» **RECORDS SUPPLIED**:
>> start

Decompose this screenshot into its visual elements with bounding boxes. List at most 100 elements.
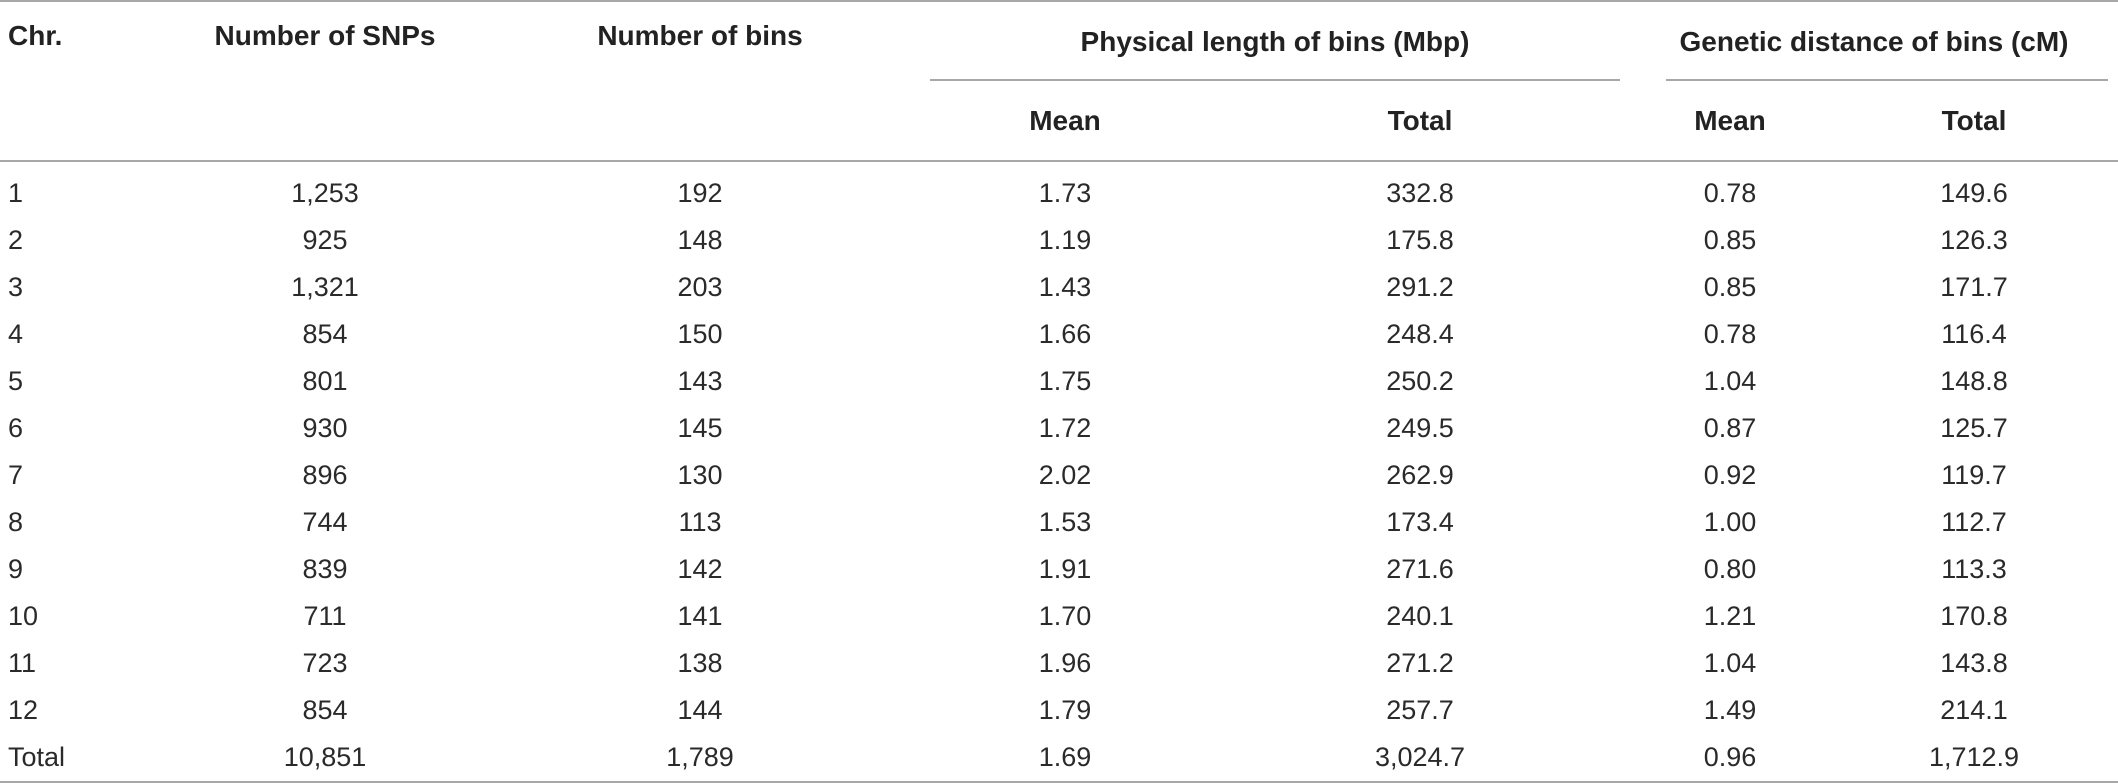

>> end
>> start

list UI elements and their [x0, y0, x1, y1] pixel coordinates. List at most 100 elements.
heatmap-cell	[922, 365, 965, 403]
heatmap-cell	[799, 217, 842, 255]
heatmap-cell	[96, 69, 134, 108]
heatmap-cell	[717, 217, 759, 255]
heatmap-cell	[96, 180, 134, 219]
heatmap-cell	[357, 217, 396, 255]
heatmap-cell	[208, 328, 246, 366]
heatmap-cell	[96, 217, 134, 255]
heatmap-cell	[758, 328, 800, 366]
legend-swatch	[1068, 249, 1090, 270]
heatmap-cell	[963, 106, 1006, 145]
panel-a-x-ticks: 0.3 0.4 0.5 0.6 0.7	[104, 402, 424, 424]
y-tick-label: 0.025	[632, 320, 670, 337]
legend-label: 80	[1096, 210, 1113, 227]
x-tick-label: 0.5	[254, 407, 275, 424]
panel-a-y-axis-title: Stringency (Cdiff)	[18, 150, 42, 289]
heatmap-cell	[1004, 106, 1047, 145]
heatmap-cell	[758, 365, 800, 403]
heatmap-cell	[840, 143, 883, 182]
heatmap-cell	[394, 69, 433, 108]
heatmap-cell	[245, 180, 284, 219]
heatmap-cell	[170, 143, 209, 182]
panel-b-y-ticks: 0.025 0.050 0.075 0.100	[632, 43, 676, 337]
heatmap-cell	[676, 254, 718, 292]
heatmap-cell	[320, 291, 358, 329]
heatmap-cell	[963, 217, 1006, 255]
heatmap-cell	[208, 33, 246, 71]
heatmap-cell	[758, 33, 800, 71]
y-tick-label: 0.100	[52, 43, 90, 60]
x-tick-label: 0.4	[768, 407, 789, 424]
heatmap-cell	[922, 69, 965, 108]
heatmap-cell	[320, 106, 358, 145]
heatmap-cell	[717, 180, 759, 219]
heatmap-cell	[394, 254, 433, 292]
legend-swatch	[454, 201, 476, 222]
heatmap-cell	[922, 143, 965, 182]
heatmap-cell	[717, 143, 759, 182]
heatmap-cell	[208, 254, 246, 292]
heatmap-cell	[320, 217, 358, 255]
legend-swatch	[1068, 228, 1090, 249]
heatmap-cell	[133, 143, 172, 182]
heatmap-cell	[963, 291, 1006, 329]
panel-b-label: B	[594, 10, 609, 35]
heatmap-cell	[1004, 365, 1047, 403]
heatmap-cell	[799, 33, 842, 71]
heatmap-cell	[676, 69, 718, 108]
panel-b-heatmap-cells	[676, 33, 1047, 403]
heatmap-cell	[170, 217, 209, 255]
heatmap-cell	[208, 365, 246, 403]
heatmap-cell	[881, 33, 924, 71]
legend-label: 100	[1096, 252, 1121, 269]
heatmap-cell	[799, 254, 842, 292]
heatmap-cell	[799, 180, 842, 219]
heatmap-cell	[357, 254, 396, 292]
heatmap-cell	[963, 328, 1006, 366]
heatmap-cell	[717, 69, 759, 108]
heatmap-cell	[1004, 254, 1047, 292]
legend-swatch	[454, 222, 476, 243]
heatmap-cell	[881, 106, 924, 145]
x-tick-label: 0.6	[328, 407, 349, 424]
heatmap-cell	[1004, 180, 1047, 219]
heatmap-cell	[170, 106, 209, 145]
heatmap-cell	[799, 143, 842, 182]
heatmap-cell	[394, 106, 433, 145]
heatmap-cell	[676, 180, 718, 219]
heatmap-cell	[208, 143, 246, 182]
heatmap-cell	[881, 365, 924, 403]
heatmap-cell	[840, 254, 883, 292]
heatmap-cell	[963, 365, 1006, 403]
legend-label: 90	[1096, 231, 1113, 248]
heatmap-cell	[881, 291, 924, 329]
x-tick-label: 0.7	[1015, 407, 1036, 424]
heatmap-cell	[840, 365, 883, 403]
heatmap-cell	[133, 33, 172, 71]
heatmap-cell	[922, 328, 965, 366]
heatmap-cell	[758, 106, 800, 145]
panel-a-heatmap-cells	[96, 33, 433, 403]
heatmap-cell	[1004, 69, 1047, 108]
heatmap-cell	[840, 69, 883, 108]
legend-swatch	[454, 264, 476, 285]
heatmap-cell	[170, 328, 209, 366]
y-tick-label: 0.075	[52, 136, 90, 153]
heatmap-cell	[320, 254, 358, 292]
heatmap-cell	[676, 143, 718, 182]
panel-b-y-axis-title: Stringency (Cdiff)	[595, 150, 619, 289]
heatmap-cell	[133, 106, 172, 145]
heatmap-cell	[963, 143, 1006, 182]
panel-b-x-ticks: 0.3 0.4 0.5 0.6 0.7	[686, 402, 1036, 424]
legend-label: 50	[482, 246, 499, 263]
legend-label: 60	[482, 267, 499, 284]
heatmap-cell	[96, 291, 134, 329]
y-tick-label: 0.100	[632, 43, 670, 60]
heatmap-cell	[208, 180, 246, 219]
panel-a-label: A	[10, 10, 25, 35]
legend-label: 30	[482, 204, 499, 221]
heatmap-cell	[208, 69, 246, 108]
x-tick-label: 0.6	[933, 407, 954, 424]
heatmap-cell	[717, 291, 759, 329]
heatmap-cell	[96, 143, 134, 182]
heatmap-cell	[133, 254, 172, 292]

>> end
>> start

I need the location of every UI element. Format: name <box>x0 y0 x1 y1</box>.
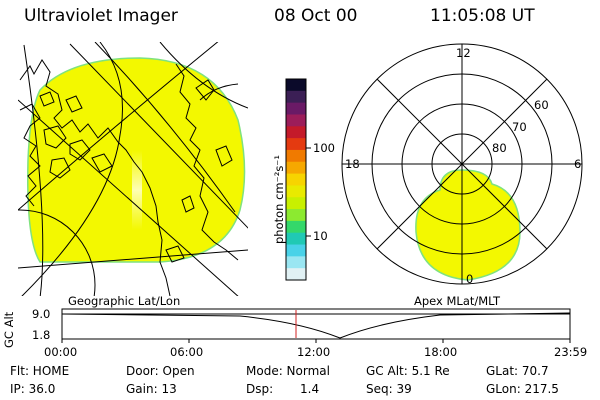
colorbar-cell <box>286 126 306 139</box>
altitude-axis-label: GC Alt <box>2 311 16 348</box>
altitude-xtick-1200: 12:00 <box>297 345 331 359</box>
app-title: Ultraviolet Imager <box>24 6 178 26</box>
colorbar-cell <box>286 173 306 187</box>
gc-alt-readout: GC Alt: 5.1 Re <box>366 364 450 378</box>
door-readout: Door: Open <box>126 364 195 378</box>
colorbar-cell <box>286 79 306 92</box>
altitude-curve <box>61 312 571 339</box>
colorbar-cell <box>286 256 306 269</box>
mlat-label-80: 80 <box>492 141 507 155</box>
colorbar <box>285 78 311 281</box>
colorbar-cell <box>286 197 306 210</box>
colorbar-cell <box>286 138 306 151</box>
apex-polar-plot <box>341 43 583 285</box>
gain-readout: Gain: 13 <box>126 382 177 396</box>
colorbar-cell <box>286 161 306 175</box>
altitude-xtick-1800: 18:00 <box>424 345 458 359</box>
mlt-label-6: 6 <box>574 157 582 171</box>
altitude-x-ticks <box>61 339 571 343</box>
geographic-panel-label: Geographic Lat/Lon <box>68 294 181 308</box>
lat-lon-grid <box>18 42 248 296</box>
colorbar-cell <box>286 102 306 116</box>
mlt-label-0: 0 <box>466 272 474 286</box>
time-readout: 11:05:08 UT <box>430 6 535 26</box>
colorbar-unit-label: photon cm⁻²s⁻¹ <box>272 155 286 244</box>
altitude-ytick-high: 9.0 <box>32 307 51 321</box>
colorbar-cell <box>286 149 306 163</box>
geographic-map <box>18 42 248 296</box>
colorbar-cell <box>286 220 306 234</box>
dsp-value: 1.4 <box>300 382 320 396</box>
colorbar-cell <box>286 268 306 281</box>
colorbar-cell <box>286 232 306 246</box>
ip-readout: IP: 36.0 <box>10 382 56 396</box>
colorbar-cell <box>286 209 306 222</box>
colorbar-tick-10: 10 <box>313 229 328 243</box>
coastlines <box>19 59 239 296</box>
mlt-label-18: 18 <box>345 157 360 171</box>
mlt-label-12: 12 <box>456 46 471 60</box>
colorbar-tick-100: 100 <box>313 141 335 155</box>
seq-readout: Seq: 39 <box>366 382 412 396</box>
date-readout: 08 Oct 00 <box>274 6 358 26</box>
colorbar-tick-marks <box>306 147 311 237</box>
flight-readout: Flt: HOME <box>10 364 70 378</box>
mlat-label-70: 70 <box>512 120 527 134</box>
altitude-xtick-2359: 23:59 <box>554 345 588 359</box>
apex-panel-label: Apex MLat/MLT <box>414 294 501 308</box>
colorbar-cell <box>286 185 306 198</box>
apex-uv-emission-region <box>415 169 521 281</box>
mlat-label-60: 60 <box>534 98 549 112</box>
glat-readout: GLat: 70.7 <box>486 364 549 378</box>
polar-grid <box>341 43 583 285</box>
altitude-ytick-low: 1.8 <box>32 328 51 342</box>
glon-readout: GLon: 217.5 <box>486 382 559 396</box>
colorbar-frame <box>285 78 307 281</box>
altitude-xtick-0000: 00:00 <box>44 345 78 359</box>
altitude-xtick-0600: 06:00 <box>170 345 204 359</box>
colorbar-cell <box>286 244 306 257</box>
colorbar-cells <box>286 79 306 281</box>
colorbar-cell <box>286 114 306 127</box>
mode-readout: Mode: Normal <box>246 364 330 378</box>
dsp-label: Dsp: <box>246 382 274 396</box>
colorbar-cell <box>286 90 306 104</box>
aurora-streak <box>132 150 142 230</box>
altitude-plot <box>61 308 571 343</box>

>> end

» **WHAT IS NEEDED**:
Return everything in the listing from the line containing "I need the location" down to the line containing "colorbar-cell <box>286 209 306 222</box>", both included, character for character. Leave the picture out.

» **PROBLEM SOLUTION**:
I need the location of every UI element. Format: name <box>x0 y0 x1 y1</box>.
colorbar-cell <box>286 126 306 139</box>
altitude-axis-label: GC Alt <box>2 311 16 348</box>
altitude-xtick-1200: 12:00 <box>297 345 331 359</box>
app-title: Ultraviolet Imager <box>24 6 178 26</box>
colorbar-cell <box>286 173 306 187</box>
gc-alt-readout: GC Alt: 5.1 Re <box>366 364 450 378</box>
door-readout: Door: Open <box>126 364 195 378</box>
colorbar-cell <box>286 79 306 92</box>
altitude-curve <box>61 312 571 339</box>
colorbar-cell <box>286 256 306 269</box>
mlat-label-80: 80 <box>492 141 507 155</box>
colorbar <box>285 78 311 281</box>
colorbar-cell <box>286 197 306 210</box>
colorbar-cell <box>286 138 306 151</box>
apex-polar-plot <box>341 43 583 285</box>
gain-readout: Gain: 13 <box>126 382 177 396</box>
colorbar-cell <box>286 161 306 175</box>
altitude-xtick-1800: 18:00 <box>424 345 458 359</box>
mlt-label-6: 6 <box>574 157 582 171</box>
altitude-x-ticks <box>61 339 571 343</box>
geographic-panel-label: Geographic Lat/Lon <box>68 294 181 308</box>
lat-lon-grid <box>18 42 248 296</box>
colorbar-cell <box>286 102 306 116</box>
mlt-label-0: 0 <box>466 272 474 286</box>
time-readout: 11:05:08 UT <box>430 6 535 26</box>
colorbar-unit-label: photon cm⁻²s⁻¹ <box>272 155 286 244</box>
altitude-ytick-high: 9.0 <box>32 307 51 321</box>
colorbar-cell <box>286 149 306 163</box>
geographic-map <box>18 42 248 296</box>
colorbar-cell <box>286 220 306 234</box>
dsp-value: 1.4 <box>300 382 320 396</box>
colorbar-cell <box>286 268 306 281</box>
colorbar-cell <box>286 232 306 246</box>
ip-readout: IP: 36.0 <box>10 382 56 396</box>
colorbar-cell <box>286 209 306 222</box>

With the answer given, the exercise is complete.